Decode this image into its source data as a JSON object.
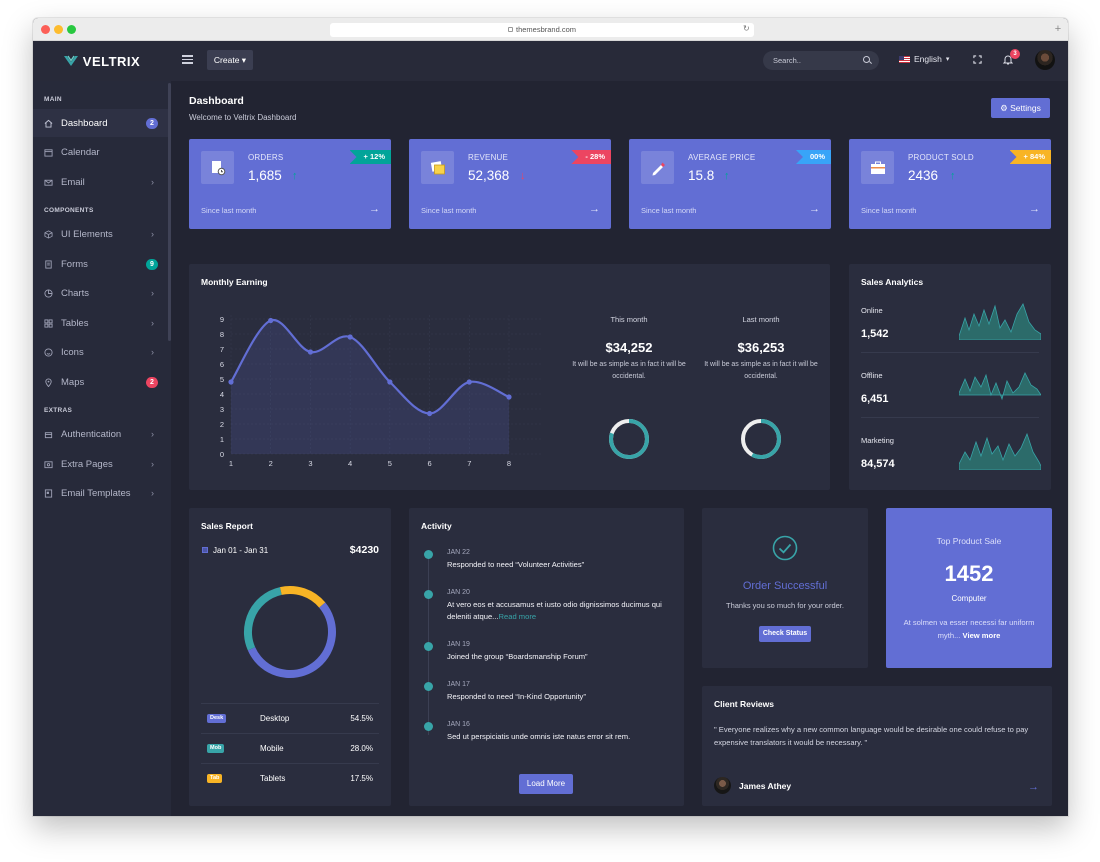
{
  "browser": {
    "url": "themesbrand.com"
  },
  "brand": {
    "name": "VELTRIX"
  },
  "sidebar": {
    "sections": [
      "MAIN",
      "COMPONENTS",
      "EXTRAS"
    ],
    "items": [
      {
        "label": "Dashboard",
        "badge": "2",
        "icon": "home-icon"
      },
      {
        "label": "Calendar",
        "icon": "calendar-icon"
      },
      {
        "label": "Email",
        "icon": "mail-icon"
      },
      {
        "label": "UI Elements",
        "icon": "cube-icon"
      },
      {
        "label": "Forms",
        "badge": "9",
        "icon": "form-icon"
      },
      {
        "label": "Charts",
        "icon": "pie-chart-icon"
      },
      {
        "label": "Tables",
        "icon": "grid-icon"
      },
      {
        "label": "Icons",
        "icon": "smile-icon"
      },
      {
        "label": "Maps",
        "badge": "2",
        "icon": "map-pin-icon"
      },
      {
        "label": "Authentication",
        "icon": "lock-icon"
      },
      {
        "label": "Extra Pages",
        "icon": "file-icon"
      },
      {
        "label": "Email Templates",
        "icon": "template-icon"
      }
    ]
  },
  "topbar": {
    "create_label": "Create",
    "search_placeholder": "Search..",
    "language": "English",
    "notifications": "3"
  },
  "header": {
    "title": "Dashboard",
    "subtitle": "Welcome to Veltrix Dashboard",
    "settings_label": "Settings"
  },
  "stats": [
    {
      "label": "ORDERS",
      "value": "1,685",
      "change": "+ 12%",
      "trend": "up",
      "ribbon_color": "#02a499",
      "footer": "Since last month"
    },
    {
      "label": "REVENUE",
      "value": "52,368",
      "change": "- 28%",
      "trend": "down",
      "ribbon_color": "#ec4561",
      "footer": "Since last month"
    },
    {
      "label": "AVERAGE PRICE",
      "value": "15.8",
      "change": "00%",
      "trend": "up",
      "ribbon_color": "#38a4f8",
      "footer": "Since last month"
    },
    {
      "label": "PRODUCT SOLD",
      "value": "2436",
      "change": "+ 84%",
      "trend": "up",
      "ribbon_color": "#f8b425",
      "footer": "Since last month"
    }
  ],
  "monthly_earning": {
    "title": "Monthly Earning",
    "this_month": {
      "label": "This month",
      "value": "$34,252",
      "text": "It will be as simple as in fact it will be occidental.",
      "percent": 0.8
    },
    "last_month": {
      "label": "Last month",
      "value": "$36,253",
      "text": "It will be as simple as in fact it will be occidental.",
      "percent": 0.58
    }
  },
  "chart_data": {
    "type": "line",
    "x": [
      1,
      2,
      3,
      4,
      5,
      6,
      7,
      8
    ],
    "values": [
      4.8,
      8.9,
      6.8,
      7.8,
      4.8,
      2.7,
      4.8,
      3.8
    ],
    "xlim": [
      1,
      8
    ],
    "ylim": [
      0,
      9
    ],
    "yticks": [
      0,
      1,
      2,
      3,
      4,
      5,
      6,
      7,
      8,
      9
    ],
    "grid": true,
    "color": "#626ed4"
  },
  "sales_analytics": {
    "title": "Sales Analytics",
    "rows": [
      {
        "label": "Online",
        "value": "1,542"
      },
      {
        "label": "Offline",
        "value": "6,451"
      },
      {
        "label": "Marketing",
        "value": "84,574"
      }
    ]
  },
  "sales_report": {
    "title": "Sales Report",
    "range": "Jan 01 - Jan 31",
    "total": "$4230",
    "rows": [
      {
        "tag": "Desk",
        "name": "Desktop",
        "pct": "54.5%",
        "color": "#626ed4",
        "share": 54.5
      },
      {
        "tag": "Mob",
        "name": "Mobile",
        "pct": "28.0%",
        "color": "#38a4a8",
        "share": 28.0
      },
      {
        "tag": "Tab",
        "name": "Tablets",
        "pct": "17.5%",
        "color": "#f8b425",
        "share": 17.5
      }
    ]
  },
  "activity": {
    "title": "Activity",
    "items": [
      {
        "date": "JAN 22",
        "text": "Responded to need “Volunteer Activities”"
      },
      {
        "date": "JAN 20",
        "text": "At vero eos et accusamus et iusto odio dignissimos ducimus qui deleniti atque...",
        "link": "Read more"
      },
      {
        "date": "JAN 19",
        "text": "Joined the group “Boardsmanship Forum”"
      },
      {
        "date": "JAN 17",
        "text": "Responded to need “In-Kind Opportunity”"
      },
      {
        "date": "JAN 16",
        "text": "Sed ut perspiciatis unde omnis iste natus error sit rem."
      }
    ],
    "load_more": "Load More"
  },
  "order": {
    "title": "Order Successful",
    "text": "Thanks you so much for your order.",
    "button": "Check Status"
  },
  "top_product": {
    "label": "Top Product Sale",
    "value": "1452",
    "name": "Computer",
    "text": "At solmen va esser necessi far uniform myth...",
    "link": "View more"
  },
  "reviews": {
    "title": "Client Reviews",
    "text": "\" Everyone realizes why a new common language would be desirable one could refuse to pay expensive translators it would be necessary. \"",
    "author": "James Athey"
  }
}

===============

» Exercise directions: Find the lines above holding the word "date" and show them.

» Result for this task:
        "date": "JAN 22",
        "date": "JAN 20",
        "date": "JAN 19",
        "date": "JAN 17",
        "date": "JAN 16",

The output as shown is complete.